(Stored data)
- - -

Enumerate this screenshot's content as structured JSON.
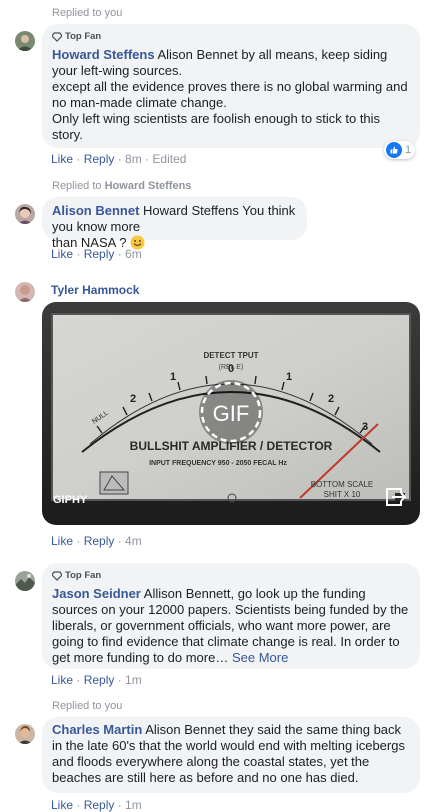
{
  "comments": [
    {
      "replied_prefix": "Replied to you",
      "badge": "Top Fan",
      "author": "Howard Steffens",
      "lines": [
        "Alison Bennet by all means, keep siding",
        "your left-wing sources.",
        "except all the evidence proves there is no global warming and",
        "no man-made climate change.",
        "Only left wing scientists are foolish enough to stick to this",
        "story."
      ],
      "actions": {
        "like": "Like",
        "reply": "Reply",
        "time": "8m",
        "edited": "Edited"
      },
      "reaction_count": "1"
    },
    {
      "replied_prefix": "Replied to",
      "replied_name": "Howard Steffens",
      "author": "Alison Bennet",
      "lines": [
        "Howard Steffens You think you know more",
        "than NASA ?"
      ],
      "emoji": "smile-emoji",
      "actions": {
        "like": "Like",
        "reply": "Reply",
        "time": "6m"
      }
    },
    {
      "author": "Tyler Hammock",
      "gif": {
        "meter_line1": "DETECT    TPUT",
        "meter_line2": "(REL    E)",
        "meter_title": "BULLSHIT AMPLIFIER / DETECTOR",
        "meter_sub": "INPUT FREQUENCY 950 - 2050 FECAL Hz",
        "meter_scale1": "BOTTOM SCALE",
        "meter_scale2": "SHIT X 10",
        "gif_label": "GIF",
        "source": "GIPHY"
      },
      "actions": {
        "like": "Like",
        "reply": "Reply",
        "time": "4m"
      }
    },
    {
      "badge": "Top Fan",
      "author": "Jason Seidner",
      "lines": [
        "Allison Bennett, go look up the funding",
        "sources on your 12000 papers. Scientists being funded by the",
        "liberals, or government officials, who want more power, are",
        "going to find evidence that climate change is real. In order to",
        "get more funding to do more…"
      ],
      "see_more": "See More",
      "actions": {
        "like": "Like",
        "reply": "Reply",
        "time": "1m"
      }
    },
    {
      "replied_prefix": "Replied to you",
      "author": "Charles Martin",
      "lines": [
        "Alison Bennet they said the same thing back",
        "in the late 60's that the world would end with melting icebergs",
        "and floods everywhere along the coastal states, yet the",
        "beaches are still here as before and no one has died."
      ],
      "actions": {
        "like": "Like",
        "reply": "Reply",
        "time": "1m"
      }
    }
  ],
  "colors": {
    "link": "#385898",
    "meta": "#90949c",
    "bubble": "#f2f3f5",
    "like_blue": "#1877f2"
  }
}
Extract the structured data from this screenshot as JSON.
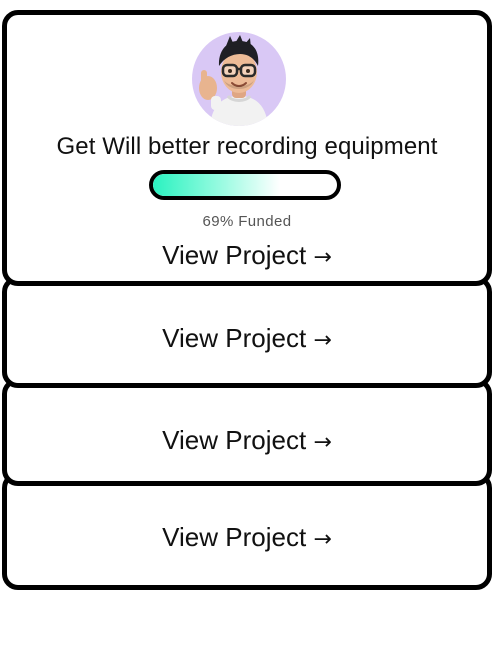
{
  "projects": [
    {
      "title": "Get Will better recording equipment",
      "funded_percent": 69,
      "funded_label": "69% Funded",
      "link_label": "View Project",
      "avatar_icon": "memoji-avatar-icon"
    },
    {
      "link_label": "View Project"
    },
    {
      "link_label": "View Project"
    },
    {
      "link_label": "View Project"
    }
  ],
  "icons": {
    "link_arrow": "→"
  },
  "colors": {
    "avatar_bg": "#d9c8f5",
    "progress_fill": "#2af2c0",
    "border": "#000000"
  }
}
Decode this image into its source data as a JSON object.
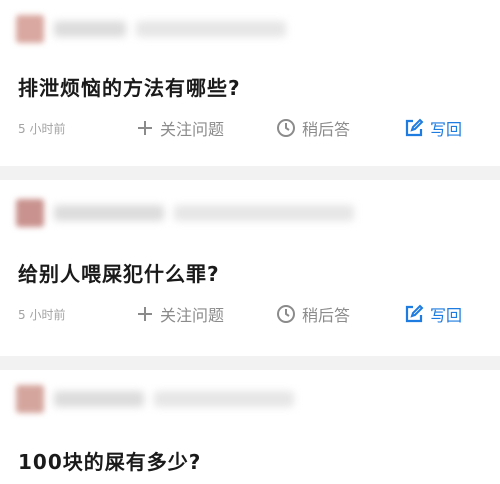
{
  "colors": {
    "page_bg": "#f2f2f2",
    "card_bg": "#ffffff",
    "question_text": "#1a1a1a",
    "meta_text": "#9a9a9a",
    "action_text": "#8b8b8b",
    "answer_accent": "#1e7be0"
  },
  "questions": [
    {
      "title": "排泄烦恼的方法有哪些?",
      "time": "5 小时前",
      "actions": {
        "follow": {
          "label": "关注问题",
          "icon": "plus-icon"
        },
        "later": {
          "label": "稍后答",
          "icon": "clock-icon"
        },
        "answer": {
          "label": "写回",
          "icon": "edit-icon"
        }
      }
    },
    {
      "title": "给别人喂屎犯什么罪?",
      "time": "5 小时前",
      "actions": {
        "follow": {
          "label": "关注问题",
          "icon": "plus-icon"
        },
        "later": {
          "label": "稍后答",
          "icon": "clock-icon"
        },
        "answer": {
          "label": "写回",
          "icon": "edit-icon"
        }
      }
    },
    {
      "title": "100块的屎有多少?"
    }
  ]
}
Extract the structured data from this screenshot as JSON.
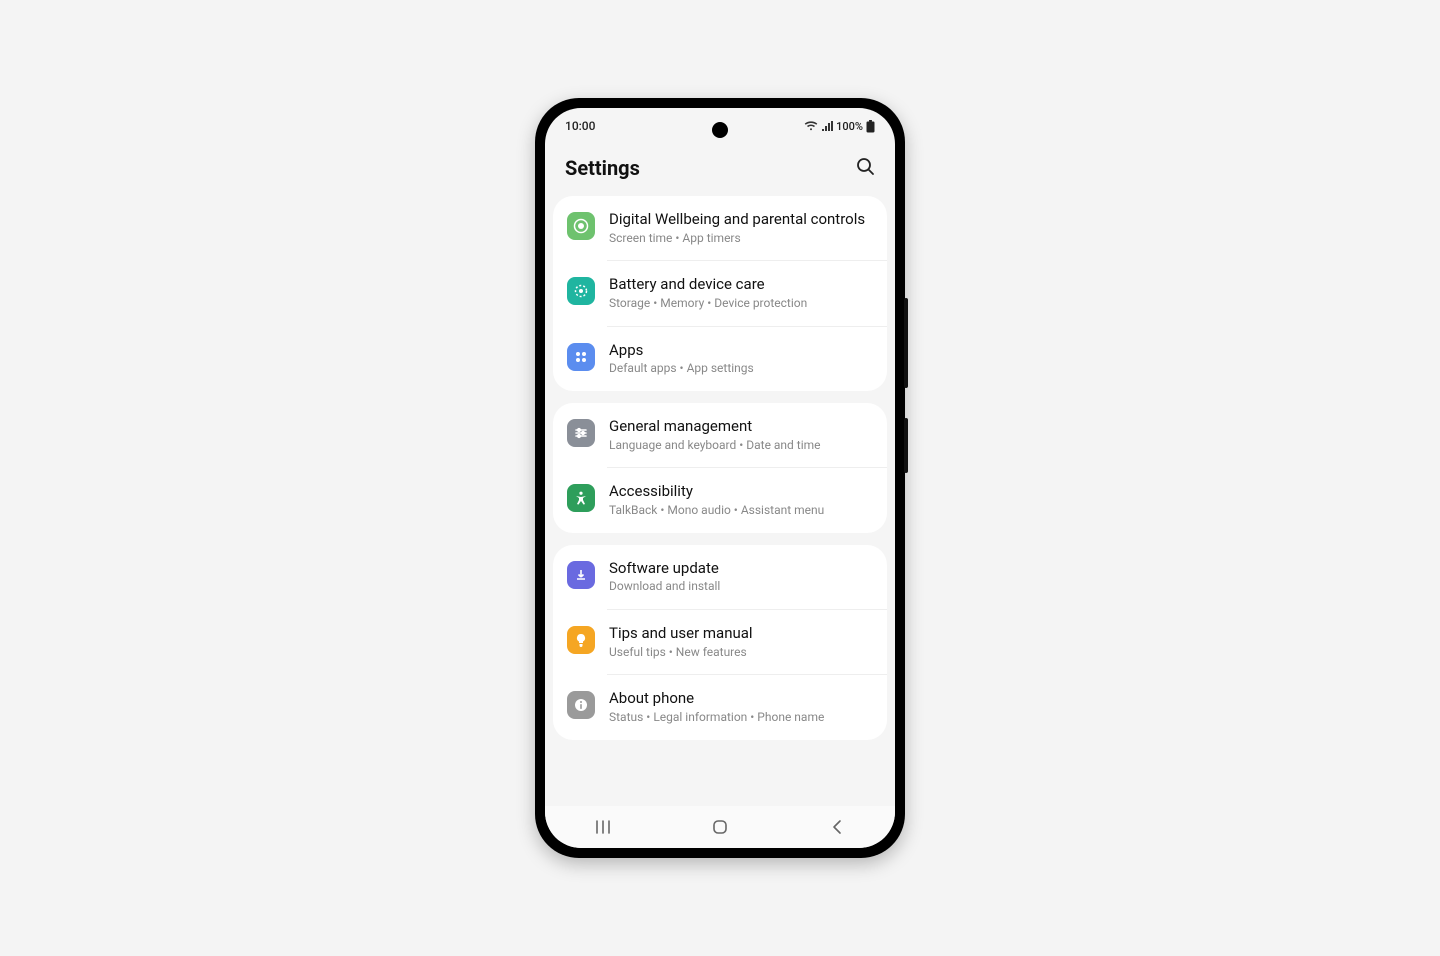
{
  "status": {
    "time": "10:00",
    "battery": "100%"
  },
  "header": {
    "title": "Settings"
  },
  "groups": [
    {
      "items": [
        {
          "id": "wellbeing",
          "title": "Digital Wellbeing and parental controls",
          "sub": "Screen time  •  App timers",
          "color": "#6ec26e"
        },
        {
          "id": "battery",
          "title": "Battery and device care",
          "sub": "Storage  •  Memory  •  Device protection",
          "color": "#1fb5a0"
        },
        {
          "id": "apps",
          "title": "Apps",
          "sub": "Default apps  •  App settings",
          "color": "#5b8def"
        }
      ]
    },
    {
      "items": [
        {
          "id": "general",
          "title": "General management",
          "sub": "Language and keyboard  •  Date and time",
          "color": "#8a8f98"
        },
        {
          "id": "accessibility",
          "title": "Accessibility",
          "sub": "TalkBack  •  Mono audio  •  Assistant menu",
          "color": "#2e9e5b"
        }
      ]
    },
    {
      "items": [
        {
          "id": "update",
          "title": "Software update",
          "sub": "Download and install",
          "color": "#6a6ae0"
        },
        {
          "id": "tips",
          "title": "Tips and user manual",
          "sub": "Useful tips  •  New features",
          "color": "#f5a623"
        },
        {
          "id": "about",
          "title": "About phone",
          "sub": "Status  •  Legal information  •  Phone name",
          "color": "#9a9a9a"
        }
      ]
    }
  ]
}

- - -

• _Job_
Extract the entries in full, exactly as they are, minus the pictures.

• _Answer to this exercise_
Enumerate this screenshot's content as structured JSON.
{
  "comments": [
    {
      "replied_prefix": "Replied to you",
      "badge": "Top Fan",
      "author": "Howard Steffens",
      "lines": [
        "Alison Bennet by all means, keep siding",
        "your left-wing sources.",
        "except all the evidence proves there is no global warming and",
        "no man-made climate change.",
        "Only left wing scientists are foolish enough to stick to this",
        "story."
      ],
      "actions": {
        "like": "Like",
        "reply": "Reply",
        "time": "8m",
        "edited": "Edited"
      },
      "reaction_count": "1"
    },
    {
      "replied_prefix": "Replied to",
      "replied_name": "Howard Steffens",
      "author": "Alison Bennet",
      "lines": [
        "Howard Steffens You think you know more",
        "than NASA ?"
      ],
      "emoji": "smile-emoji",
      "actions": {
        "like": "Like",
        "reply": "Reply",
        "time": "6m"
      }
    },
    {
      "author": "Tyler Hammock",
      "gif": {
        "meter_line1": "DETECT    TPUT",
        "meter_line2": "(REL    E)",
        "meter_title": "BULLSHIT AMPLIFIER / DETECTOR",
        "meter_sub": "INPUT FREQUENCY 950 - 2050 FECAL Hz",
        "meter_scale1": "BOTTOM SCALE",
        "meter_scale2": "SHIT X 10",
        "gif_label": "GIF",
        "source": "GIPHY"
      },
      "actions": {
        "like": "Like",
        "reply": "Reply",
        "time": "4m"
      }
    },
    {
      "badge": "Top Fan",
      "author": "Jason Seidner",
      "lines": [
        "Allison Bennett, go look up the funding",
        "sources on your 12000 papers. Scientists being funded by the",
        "liberals, or government officials, who want more power, are",
        "going to find evidence that climate change is real. In order to",
        "get more funding to do more…"
      ],
      "see_more": "See More",
      "actions": {
        "like": "Like",
        "reply": "Reply",
        "time": "1m"
      }
    },
    {
      "replied_prefix": "Replied to you",
      "author": "Charles Martin",
      "lines": [
        "Alison Bennet they said the same thing back",
        "in the late 60's that the world would end with melting icebergs",
        "and floods everywhere along the coastal states, yet the",
        "beaches are still here as before and no one has died."
      ],
      "actions": {
        "like": "Like",
        "reply": "Reply",
        "time": "1m"
      }
    }
  ],
  "colors": {
    "link": "#385898",
    "meta": "#90949c",
    "bubble": "#f2f3f5",
    "like_blue": "#1877f2"
  }
}
Extract the structured data from this screenshot as JSON.
{
  "projects": [
    {
      "title": "Get Will better recording equipment",
      "funded_percent": 69,
      "funded_label": "69% Funded",
      "link_label": "View Project",
      "avatar_icon": "memoji-avatar-icon"
    },
    {
      "link_label": "View Project"
    },
    {
      "link_label": "View Project"
    },
    {
      "link_label": "View Project"
    }
  ],
  "icons": {
    "link_arrow": "→"
  },
  "colors": {
    "avatar_bg": "#d9c8f5",
    "progress_fill": "#2af2c0",
    "border": "#000000"
  }
}
Decode this image into its source data as a JSON object.
{
  "colors": {
    "page_bg": "#f2f2f2",
    "card_bg": "#ffffff",
    "question_text": "#1a1a1a",
    "meta_text": "#9a9a9a",
    "action_text": "#8b8b8b",
    "answer_accent": "#1e7be0"
  },
  "questions": [
    {
      "title": "排泄烦恼的方法有哪些?",
      "time": "5 小时前",
      "actions": {
        "follow": {
          "label": "关注问题",
          "icon": "plus-icon"
        },
        "later": {
          "label": "稍后答",
          "icon": "clock-icon"
        },
        "answer": {
          "label": "写回",
          "icon": "edit-icon"
        }
      }
    },
    {
      "title": "给别人喂屎犯什么罪?",
      "time": "5 小时前",
      "actions": {
        "follow": {
          "label": "关注问题",
          "icon": "plus-icon"
        },
        "later": {
          "label": "稍后答",
          "icon": "clock-icon"
        },
        "answer": {
          "label": "写回",
          "icon": "edit-icon"
        }
      }
    },
    {
      "title": "100块的屎有多少?"
    }
  ]
}
Extract the structured data from this screenshot as JSON.
{
  "status": {
    "time": "10:00",
    "battery": "100%"
  },
  "header": {
    "title": "Settings"
  },
  "groups": [
    {
      "items": [
        {
          "id": "wellbeing",
          "title": "Digital Wellbeing and parental controls",
          "sub": "Screen time  •  App timers",
          "color": "#6ec26e"
        },
        {
          "id": "battery",
          "title": "Battery and device care",
          "sub": "Storage  •  Memory  •  Device protection",
          "color": "#1fb5a0"
        },
        {
          "id": "apps",
          "title": "Apps",
          "sub": "Default apps  •  App settings",
          "color": "#5b8def"
        }
      ]
    },
    {
      "items": [
        {
          "id": "general",
          "title": "General management",
          "sub": "Language and keyboard  •  Date and time",
          "color": "#8a8f98"
        },
        {
          "id": "accessibility",
          "title": "Accessibility",
          "sub": "TalkBack  •  Mono audio  •  Assistant menu",
          "color": "#2e9e5b"
        }
      ]
    },
    {
      "items": [
        {
          "id": "update",
          "title": "Software update",
          "sub": "Download and install",
          "color": "#6a6ae0"
        },
        {
          "id": "tips",
          "title": "Tips and user manual",
          "sub": "Useful tips  •  New features",
          "color": "#f5a623"
        },
        {
          "id": "about",
          "title": "About phone",
          "sub": "Status  •  Legal information  •  Phone name",
          "color": "#9a9a9a"
        }
      ]
    }
  ]
}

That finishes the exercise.